##### Extracted data

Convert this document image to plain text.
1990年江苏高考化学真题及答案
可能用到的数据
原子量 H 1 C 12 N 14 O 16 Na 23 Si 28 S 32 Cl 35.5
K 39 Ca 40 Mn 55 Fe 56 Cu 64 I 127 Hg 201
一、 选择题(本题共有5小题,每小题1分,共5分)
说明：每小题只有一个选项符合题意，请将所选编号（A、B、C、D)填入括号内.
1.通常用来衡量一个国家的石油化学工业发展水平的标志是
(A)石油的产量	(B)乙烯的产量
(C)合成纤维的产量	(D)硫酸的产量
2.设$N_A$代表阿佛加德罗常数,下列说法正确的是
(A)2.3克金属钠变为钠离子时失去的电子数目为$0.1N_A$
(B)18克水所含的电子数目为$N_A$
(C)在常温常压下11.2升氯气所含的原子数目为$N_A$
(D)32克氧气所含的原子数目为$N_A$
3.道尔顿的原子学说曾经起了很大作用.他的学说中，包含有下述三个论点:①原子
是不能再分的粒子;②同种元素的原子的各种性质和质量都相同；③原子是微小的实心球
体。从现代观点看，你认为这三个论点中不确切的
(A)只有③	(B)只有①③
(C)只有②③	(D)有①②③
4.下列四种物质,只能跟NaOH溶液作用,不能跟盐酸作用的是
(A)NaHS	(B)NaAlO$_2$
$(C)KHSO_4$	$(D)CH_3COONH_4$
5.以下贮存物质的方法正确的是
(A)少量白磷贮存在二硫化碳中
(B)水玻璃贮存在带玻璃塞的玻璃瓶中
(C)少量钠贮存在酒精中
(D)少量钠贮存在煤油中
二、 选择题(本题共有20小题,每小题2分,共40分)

##########

• _Task directions_: Write out the entries above word for word.

• _Response to the task_:
Convert this document image to plain text.
1990年江苏高考化学真题及答案
可能用到的数据
原子量 H 1 C 12 N 14 O 16 Na 23 Si 28 S 32 Cl 35.5
K 39 Ca 40 Mn 55 Fe 56 Cu 64 I 127 Hg 201
一、 选择题(本题共有5小题,每小题1分,共5分)
说明：每小题只有一个选项符合题意，请将所选编号（A、B、C、D)填入括号内.
1.通常用来衡量一个国家的石油化学工业发展水平的标志是
(A)石油的产量	(B)乙烯的产量
(C)合成纤维的产量	(D)硫酸的产量
2.设$N_A$代表阿佛加德罗常数,下列说法正确的是
(A)2.3克金属钠变为钠离子时失去的电子数目为$0.1N_A$
(B)18克水所含的电子数目为$N_A$
(C)在常温常压下11.2升氯气所含的原子数目为$N_A$
(D)32克氧气所含的原子数目为$N_A$
3.道尔顿的原子学说曾经起了很大作用.他的学说中，包含有下述三个论点:①原子
是不能再分的粒子;②同种元素的原子的各种性质和质量都相同；③原子是微小的实心球
体。从现代观点看，你认为这三个论点中不确切的
(A)只有③	(B)只有①③
(C)只有②③	(D)有①②③
4.下列四种物质,只能跟NaOH溶液作用,不能跟盐酸作用的是
(A)NaHS	(B)NaAlO$_2$
$(C)KHSO_4$	$(D)CH_3COONH_4$
5.以下贮存物质的方法正确的是
(A)少量白磷贮存在二硫化碳中
(B)水玻璃贮存在带玻璃塞的玻璃瓶中
(C)少量钠贮存在酒精中
(D)少量钠贮存在煤油中
二、 选择题(本题共有20小题,每小题2分,共40分)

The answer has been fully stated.